Data records
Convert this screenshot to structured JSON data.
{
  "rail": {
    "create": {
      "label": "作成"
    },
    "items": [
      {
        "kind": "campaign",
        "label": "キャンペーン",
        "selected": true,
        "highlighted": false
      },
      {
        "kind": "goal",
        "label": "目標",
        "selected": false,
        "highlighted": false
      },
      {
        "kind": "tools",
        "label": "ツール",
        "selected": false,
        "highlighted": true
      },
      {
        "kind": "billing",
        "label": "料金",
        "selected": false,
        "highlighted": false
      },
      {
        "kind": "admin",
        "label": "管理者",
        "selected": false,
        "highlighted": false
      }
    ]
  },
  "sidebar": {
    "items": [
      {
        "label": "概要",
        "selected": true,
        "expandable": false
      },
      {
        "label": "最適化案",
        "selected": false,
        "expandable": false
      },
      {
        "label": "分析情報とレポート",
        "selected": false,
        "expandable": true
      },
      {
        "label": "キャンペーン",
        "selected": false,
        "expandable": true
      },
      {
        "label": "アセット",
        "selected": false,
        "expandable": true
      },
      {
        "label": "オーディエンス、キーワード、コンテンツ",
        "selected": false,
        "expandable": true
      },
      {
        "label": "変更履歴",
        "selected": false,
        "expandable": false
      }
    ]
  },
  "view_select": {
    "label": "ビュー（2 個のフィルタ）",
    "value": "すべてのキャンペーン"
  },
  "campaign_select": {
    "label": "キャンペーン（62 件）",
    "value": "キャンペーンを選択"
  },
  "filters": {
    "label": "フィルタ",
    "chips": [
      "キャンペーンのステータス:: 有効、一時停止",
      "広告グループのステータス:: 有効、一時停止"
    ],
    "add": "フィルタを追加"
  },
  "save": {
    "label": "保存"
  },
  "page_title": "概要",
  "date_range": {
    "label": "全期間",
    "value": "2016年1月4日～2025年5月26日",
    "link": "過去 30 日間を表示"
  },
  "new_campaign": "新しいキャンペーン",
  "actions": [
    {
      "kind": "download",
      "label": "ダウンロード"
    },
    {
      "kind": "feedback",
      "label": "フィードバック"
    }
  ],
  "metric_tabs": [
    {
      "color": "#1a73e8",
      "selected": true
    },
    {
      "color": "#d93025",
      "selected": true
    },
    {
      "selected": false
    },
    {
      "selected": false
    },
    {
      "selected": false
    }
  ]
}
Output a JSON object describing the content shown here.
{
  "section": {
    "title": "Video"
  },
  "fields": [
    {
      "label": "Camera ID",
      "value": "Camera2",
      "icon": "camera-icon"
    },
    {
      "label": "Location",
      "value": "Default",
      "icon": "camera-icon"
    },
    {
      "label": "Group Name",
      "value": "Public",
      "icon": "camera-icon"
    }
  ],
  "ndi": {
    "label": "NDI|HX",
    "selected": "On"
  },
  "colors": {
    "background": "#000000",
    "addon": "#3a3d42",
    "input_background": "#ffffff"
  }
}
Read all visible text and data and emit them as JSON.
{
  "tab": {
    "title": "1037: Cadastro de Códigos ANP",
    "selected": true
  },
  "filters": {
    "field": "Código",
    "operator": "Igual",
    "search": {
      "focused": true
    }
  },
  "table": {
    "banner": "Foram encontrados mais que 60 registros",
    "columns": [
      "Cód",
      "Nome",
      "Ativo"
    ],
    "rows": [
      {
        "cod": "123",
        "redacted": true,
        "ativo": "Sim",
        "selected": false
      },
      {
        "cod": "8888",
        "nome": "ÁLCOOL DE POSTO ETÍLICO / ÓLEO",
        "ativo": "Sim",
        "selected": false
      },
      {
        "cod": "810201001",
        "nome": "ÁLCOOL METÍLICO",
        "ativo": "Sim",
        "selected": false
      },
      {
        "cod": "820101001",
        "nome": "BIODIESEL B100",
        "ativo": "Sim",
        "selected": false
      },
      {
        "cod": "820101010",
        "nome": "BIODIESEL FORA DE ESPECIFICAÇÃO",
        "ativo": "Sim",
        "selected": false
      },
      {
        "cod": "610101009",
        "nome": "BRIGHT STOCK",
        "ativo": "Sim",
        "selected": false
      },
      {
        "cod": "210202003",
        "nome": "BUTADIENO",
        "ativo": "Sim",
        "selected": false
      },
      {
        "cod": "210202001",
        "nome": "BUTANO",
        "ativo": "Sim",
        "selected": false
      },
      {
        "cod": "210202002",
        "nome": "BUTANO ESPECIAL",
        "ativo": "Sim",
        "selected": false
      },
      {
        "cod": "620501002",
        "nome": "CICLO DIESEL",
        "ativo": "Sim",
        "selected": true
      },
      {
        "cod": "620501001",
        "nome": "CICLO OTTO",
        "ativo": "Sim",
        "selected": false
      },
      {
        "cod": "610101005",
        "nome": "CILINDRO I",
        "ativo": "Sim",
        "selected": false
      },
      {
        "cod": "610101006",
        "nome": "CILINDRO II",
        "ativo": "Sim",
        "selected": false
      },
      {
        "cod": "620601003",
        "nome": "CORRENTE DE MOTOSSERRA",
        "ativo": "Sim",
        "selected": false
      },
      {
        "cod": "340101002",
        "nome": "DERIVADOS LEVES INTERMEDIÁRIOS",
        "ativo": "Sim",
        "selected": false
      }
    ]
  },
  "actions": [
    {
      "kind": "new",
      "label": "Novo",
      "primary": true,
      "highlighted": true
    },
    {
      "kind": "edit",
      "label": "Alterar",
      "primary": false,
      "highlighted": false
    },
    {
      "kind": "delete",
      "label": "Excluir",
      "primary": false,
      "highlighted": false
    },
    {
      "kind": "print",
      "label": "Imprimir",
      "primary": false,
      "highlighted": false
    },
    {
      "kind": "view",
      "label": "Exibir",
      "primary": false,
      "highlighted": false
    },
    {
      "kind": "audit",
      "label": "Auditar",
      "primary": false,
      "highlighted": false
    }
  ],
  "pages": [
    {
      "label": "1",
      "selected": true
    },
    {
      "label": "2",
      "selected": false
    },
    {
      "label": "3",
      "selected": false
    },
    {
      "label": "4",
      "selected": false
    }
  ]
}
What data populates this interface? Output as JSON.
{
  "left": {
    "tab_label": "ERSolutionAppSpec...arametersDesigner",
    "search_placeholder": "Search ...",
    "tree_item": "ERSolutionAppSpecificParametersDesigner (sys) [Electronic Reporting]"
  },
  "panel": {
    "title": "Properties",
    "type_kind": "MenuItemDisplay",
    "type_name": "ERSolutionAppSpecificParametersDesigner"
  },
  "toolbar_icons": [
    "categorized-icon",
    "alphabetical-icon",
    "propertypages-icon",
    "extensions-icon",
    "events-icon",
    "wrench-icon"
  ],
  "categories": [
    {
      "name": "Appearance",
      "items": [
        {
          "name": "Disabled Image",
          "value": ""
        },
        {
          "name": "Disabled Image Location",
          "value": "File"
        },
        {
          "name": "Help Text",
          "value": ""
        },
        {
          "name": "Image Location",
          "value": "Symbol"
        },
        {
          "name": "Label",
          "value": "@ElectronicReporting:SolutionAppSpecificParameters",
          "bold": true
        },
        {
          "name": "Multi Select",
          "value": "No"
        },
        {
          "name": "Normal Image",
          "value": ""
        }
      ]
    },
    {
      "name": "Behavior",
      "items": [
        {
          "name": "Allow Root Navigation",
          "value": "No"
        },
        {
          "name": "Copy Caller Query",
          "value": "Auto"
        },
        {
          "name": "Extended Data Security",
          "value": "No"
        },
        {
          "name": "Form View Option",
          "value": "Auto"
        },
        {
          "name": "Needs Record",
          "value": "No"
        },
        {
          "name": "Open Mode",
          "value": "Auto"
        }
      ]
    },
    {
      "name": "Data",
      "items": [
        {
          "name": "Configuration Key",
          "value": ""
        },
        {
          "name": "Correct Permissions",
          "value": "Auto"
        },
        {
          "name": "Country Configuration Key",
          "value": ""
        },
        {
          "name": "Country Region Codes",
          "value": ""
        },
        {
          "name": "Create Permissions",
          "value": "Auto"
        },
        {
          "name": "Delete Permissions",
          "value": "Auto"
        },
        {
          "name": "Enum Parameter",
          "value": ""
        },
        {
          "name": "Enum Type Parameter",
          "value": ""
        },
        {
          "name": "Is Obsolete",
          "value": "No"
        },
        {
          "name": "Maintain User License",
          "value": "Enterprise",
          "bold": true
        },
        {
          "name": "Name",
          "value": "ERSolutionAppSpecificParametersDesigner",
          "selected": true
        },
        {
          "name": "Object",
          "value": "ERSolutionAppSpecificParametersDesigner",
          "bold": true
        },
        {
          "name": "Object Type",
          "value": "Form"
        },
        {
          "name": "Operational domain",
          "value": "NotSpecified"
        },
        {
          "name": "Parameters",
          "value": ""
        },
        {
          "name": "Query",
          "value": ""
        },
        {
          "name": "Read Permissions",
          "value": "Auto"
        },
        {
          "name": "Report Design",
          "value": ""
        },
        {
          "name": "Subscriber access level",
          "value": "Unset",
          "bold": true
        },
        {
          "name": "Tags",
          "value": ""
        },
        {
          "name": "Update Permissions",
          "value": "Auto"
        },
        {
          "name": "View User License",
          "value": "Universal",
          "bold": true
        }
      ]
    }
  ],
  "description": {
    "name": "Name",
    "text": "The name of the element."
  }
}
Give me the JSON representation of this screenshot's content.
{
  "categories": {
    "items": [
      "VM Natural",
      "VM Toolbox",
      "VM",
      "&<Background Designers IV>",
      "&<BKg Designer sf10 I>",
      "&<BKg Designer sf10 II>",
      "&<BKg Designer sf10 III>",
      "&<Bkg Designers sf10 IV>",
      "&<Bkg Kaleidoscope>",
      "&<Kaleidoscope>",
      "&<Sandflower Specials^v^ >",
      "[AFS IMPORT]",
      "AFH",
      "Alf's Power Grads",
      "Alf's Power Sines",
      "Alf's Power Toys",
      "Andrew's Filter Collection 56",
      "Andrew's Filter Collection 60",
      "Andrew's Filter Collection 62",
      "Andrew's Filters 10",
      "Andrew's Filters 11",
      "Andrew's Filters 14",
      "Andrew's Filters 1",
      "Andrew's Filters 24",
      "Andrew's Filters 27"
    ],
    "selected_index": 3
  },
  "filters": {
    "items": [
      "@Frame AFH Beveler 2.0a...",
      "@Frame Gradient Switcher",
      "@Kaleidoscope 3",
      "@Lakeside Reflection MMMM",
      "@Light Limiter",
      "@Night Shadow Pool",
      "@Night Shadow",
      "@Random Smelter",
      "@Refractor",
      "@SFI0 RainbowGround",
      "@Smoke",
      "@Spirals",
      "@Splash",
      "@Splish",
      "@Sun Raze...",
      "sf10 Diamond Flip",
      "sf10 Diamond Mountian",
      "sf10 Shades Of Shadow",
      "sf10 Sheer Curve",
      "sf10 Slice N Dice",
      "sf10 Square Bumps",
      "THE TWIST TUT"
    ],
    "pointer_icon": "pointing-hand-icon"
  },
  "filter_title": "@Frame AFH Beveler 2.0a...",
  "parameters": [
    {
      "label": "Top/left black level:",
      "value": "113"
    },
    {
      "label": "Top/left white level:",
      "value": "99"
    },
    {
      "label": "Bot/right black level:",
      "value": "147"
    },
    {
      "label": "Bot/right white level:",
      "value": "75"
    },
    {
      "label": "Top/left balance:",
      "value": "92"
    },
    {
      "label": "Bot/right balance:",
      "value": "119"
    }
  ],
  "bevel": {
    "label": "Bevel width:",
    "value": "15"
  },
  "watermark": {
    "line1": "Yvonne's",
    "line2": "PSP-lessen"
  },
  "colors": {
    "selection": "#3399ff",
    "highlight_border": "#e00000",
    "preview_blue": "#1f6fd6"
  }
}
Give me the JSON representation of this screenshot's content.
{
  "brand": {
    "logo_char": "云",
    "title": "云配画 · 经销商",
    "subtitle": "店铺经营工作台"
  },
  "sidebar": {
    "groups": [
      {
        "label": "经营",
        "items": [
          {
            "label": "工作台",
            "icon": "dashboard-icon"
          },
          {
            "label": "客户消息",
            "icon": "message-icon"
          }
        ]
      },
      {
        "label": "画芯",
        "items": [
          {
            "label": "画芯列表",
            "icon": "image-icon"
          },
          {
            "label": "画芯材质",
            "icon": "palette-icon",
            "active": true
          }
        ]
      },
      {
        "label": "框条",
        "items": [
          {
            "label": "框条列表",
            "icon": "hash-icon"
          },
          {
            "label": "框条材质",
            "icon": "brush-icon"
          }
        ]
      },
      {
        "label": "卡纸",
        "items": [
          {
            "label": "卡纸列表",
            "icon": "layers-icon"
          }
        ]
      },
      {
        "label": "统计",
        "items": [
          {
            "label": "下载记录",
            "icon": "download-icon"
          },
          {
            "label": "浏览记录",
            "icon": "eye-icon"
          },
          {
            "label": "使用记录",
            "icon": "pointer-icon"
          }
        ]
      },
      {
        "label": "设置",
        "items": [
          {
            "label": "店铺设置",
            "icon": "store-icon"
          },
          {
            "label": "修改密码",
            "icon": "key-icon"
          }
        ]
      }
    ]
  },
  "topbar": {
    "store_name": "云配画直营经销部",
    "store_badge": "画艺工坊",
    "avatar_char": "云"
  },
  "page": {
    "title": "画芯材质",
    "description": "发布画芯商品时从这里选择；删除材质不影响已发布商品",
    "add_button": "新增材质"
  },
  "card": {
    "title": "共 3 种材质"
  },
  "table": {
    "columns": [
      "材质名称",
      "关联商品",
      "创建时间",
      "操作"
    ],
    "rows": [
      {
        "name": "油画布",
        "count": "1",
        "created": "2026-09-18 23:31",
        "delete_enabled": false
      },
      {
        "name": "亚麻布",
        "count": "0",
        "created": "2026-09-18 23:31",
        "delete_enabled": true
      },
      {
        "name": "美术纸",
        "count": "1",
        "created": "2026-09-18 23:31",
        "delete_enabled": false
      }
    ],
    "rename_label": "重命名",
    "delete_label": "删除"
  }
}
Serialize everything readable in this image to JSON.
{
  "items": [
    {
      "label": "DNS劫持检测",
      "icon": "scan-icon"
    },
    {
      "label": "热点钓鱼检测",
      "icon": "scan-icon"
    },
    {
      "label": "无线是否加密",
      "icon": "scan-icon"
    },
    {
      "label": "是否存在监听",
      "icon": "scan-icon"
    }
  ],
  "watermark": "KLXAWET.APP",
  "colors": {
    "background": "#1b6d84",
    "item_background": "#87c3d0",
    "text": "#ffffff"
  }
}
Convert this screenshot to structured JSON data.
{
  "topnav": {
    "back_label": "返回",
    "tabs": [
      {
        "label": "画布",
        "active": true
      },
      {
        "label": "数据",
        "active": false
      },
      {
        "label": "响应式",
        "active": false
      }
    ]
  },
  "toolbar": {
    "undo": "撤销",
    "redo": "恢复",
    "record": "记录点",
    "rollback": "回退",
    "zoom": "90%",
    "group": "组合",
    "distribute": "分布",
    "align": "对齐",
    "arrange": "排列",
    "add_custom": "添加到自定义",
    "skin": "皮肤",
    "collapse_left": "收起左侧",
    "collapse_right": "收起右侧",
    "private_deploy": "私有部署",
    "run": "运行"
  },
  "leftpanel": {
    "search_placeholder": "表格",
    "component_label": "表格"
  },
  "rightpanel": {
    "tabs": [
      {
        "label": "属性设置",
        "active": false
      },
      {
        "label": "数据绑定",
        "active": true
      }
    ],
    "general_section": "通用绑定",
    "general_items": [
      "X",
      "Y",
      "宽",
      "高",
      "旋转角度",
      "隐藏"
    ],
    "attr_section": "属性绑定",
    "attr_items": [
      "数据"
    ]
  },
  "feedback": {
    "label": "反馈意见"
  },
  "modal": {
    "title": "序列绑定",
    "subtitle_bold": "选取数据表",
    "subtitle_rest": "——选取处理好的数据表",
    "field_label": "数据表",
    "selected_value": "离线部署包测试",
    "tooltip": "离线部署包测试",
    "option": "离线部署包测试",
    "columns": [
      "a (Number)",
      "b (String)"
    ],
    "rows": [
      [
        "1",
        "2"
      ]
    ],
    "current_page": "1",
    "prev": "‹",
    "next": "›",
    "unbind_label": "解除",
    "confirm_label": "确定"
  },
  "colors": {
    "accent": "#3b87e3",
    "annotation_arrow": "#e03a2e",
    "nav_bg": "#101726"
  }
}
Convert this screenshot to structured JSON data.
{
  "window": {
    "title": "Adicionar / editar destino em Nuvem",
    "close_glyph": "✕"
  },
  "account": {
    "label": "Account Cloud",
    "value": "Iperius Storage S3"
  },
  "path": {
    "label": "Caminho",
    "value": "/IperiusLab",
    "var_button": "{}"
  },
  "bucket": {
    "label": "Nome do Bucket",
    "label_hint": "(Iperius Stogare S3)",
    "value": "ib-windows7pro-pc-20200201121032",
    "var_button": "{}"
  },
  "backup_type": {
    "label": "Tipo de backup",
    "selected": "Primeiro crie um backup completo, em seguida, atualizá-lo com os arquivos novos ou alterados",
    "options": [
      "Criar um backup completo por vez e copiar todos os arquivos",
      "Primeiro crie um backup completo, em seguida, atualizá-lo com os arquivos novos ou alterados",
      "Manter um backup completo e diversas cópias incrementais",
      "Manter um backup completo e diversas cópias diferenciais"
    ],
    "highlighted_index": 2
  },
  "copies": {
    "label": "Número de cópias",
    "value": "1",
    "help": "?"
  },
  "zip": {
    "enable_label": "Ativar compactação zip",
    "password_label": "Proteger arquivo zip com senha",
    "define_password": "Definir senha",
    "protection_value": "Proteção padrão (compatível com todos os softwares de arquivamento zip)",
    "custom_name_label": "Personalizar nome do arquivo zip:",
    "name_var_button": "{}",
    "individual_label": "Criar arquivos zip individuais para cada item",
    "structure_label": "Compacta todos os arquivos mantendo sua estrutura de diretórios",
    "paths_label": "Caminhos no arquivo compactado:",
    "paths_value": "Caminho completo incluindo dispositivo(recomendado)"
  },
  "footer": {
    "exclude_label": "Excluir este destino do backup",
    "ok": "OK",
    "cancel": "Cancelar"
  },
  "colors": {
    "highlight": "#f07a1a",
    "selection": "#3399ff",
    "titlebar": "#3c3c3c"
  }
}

**The task**
Return the number of lines that include the word "balance", and nothing else.

**Complete output**
2